---------- Dataset extract ----------

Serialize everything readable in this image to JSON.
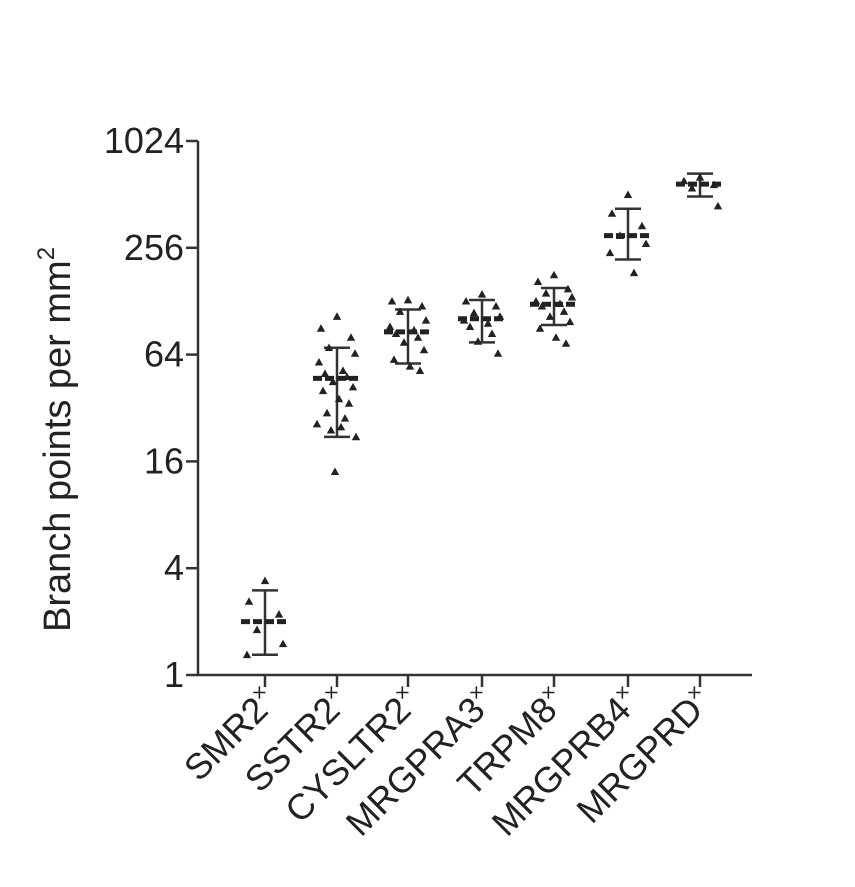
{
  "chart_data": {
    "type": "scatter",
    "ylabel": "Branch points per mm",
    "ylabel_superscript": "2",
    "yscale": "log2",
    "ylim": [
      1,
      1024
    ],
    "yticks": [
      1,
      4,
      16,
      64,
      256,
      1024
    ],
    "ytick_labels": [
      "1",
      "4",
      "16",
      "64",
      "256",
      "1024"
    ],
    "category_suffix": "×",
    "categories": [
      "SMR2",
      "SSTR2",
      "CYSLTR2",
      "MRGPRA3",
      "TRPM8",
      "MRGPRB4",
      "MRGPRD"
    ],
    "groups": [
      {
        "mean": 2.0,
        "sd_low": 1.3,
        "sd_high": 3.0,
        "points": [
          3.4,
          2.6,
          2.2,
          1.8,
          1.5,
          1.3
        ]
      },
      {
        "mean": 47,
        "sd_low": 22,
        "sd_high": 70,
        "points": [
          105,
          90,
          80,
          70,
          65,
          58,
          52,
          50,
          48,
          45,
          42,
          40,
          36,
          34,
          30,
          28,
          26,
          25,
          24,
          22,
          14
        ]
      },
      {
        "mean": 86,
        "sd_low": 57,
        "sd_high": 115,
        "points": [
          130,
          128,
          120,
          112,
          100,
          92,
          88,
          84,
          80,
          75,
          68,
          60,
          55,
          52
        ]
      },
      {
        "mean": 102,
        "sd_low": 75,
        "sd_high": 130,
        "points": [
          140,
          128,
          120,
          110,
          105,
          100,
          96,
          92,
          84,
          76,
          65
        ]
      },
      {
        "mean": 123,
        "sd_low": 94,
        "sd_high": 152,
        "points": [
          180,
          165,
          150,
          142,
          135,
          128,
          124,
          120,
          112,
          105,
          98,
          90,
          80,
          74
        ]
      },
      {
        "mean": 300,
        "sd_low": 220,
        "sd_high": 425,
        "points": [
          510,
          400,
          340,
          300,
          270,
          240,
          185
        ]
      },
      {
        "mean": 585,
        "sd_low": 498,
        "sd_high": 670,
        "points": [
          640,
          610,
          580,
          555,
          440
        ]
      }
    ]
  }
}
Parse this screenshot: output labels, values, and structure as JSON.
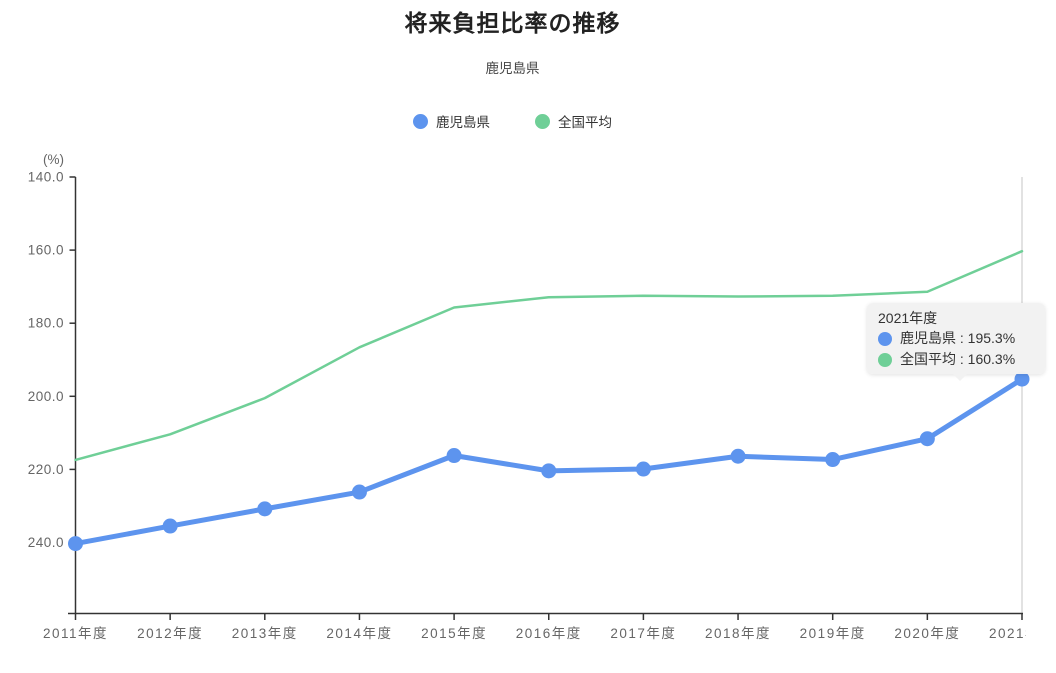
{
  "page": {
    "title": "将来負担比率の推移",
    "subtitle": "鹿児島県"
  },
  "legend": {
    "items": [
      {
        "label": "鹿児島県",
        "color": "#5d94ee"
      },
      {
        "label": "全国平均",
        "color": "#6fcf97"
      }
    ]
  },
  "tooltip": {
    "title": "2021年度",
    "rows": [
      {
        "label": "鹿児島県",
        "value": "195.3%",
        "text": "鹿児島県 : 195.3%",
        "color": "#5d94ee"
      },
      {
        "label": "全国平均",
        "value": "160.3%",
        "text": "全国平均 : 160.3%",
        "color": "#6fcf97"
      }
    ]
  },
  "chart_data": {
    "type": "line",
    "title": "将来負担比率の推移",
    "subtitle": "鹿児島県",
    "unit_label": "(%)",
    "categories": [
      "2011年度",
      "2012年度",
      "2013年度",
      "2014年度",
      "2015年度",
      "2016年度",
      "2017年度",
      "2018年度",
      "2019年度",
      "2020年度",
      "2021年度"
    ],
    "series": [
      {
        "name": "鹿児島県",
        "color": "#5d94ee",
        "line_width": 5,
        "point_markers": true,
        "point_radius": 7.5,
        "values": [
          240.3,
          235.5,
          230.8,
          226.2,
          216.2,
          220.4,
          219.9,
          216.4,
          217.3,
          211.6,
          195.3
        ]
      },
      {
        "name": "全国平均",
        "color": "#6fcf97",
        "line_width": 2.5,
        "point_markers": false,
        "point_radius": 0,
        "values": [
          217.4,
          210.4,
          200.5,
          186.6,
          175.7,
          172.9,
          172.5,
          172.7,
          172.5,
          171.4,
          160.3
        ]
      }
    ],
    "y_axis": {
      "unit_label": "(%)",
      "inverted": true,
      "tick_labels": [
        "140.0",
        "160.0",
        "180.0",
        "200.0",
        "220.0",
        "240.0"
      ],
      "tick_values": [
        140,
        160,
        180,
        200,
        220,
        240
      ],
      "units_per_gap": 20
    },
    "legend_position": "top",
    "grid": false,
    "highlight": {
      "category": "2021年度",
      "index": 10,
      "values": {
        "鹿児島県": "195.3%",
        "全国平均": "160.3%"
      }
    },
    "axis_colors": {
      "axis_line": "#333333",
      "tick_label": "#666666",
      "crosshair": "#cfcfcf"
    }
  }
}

----------
---------- Dataset extract ----------

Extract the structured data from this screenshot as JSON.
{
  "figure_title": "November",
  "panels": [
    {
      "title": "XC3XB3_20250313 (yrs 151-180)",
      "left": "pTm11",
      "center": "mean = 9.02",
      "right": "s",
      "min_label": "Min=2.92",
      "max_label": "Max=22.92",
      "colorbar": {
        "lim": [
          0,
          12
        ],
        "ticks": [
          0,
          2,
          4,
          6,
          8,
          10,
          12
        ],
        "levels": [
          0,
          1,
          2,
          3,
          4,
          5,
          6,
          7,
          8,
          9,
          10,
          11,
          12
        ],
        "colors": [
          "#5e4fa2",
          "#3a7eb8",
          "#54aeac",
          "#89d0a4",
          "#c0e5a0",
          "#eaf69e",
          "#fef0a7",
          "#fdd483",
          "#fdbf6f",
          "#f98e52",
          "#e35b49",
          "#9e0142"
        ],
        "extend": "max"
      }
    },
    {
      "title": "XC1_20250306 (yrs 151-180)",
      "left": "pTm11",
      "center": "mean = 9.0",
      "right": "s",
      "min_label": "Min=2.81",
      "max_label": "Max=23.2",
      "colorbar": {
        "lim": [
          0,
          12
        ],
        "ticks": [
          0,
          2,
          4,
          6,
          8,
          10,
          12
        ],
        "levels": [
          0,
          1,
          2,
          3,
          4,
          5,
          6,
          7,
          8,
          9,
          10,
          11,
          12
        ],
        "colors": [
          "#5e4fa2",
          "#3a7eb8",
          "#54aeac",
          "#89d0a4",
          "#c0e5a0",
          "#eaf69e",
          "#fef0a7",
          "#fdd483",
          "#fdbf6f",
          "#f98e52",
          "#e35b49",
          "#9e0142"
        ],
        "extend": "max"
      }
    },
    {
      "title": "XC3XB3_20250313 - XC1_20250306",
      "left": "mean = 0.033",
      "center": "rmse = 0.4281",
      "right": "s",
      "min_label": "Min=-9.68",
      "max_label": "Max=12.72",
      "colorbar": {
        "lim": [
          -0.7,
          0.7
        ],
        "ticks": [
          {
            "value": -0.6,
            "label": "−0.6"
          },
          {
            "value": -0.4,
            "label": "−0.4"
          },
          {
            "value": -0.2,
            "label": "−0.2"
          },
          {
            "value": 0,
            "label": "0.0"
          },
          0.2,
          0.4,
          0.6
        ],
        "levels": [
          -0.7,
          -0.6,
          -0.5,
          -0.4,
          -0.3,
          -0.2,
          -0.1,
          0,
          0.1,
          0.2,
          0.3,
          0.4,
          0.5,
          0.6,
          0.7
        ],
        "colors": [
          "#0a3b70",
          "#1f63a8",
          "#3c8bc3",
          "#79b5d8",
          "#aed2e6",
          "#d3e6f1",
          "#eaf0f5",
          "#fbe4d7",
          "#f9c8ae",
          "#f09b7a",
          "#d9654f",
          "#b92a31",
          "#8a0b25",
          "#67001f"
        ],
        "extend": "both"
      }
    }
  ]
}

----------
---------- Dataset extract ----------

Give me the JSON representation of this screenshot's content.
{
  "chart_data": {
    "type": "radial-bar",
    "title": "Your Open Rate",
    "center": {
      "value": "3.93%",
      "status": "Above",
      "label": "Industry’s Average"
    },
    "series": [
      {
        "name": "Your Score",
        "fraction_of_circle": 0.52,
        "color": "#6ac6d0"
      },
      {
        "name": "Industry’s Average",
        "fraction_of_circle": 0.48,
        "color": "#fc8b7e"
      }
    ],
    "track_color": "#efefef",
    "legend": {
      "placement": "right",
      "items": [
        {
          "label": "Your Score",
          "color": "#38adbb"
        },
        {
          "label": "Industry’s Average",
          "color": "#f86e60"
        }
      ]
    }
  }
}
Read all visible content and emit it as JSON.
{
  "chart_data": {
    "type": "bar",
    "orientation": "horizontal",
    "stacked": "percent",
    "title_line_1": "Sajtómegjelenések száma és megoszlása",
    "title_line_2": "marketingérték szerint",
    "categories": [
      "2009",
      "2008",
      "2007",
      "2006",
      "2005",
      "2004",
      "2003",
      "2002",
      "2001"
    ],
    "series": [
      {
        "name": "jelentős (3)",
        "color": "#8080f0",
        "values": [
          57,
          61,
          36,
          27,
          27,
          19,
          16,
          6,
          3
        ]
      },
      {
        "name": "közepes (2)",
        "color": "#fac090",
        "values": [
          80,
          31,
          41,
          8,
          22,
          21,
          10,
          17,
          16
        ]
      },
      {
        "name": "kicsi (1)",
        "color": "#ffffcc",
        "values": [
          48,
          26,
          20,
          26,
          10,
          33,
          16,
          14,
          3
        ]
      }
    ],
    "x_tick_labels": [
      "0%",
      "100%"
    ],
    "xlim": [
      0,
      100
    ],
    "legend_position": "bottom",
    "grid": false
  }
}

----------

Stated exercise
Among the entries above, how many lines hold the word "this"? Reply with only that number.

Task response
4